The request: Set down all of the entries word for word, omitting the images they contain.

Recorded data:
.....

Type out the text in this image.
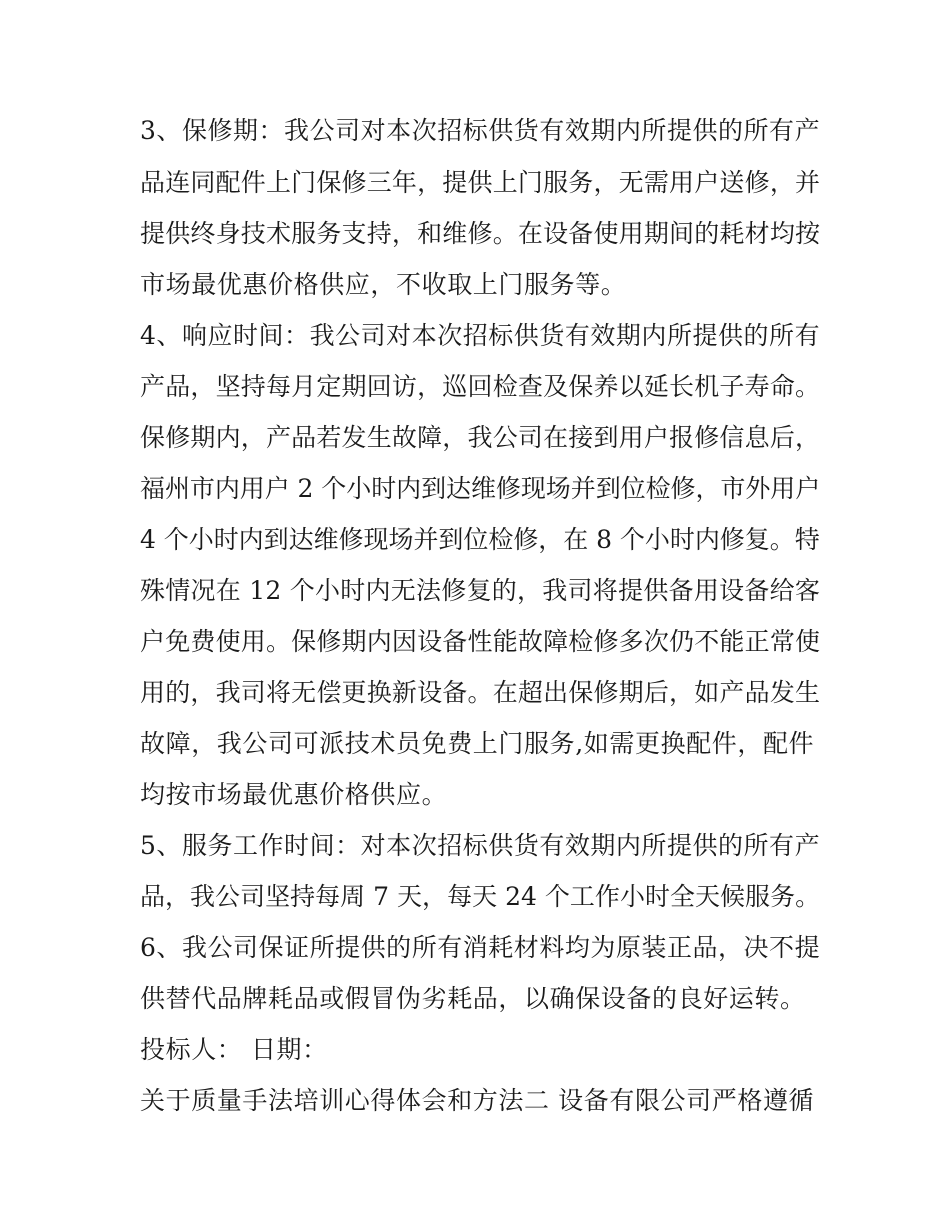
3、保修期：我公司对本次招标供货有效期内所提供的所有产
品连同配件上门保修三年，提供上门服务，无需用户送修，并
提供终身技术服务支持，和维修。在设备使用期间的耗材均按
市场最优惠价格供应，不收取上门服务等。
4、响应时间：我公司对本次招标供货有效期内所提供的所有
产品，坚持每月定期回访，巡回检查及保养以延长机子寿命。
保修期内，产品若发生故障，我公司在接到用户报修信息后，
福州市内用户 2 个小时内到达维修现场并到位检修，市外用户
4 个小时内到达维修现场并到位检修，在 8 个小时内修复。特
殊情况在 12 个小时内无法修复的，我司将提供备用设备给客
户免费使用。保修期内因设备性能故障检修多次仍不能正常使
用的，我司将无偿更换新设备。在超出保修期后，如产品发生
故障，我公司可派技术员免费上门服务,如需更换配件，配件
均按市场最优惠价格供应。
5、服务工作时间：对本次招标供货有效期内所提供的所有产
品，我公司坚持每周 7 天，每天 24 个工作小时全天候服务。
6、我公司保证所提供的所有消耗材料均为原装正品，决不提
供替代品牌耗品或假冒伪劣耗品，以确保设备的良好运转。
投标人： 日期：
关于质量手法培训心得体会和方法二 设备有限公司严格遵循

.....

Exercise response:
Type out the text in this image.
3、保修期：我公司对本次招标供货有效期内所提供的所有产
品连同配件上门保修三年，提供上门服务，无需用户送修，并
提供终身技术服务支持，和维修。在设备使用期间的耗材均按
市场最优惠价格供应，不收取上门服务等。
4、响应时间：我公司对本次招标供货有效期内所提供的所有
产品，坚持每月定期回访，巡回检查及保养以延长机子寿命。
保修期内，产品若发生故障，我公司在接到用户报修信息后，
福州市内用户 2 个小时内到达维修现场并到位检修，市外用户
4 个小时内到达维修现场并到位检修，在 8 个小时内修复。特
殊情况在 12 个小时内无法修复的，我司将提供备用设备给客
户免费使用。保修期内因设备性能故障检修多次仍不能正常使
用的，我司将无偿更换新设备。在超出保修期后，如产品发生
故障，我公司可派技术员免费上门服务,如需更换配件，配件
均按市场最优惠价格供应。
5、服务工作时间：对本次招标供货有效期内所提供的所有产
品，我公司坚持每周 7 天，每天 24 个工作小时全天候服务。
6、我公司保证所提供的所有消耗材料均为原装正品，决不提
供替代品牌耗品或假冒伪劣耗品，以确保设备的良好运转。
投标人： 日期：
关于质量手法培训心得体会和方法二 设备有限公司严格遵循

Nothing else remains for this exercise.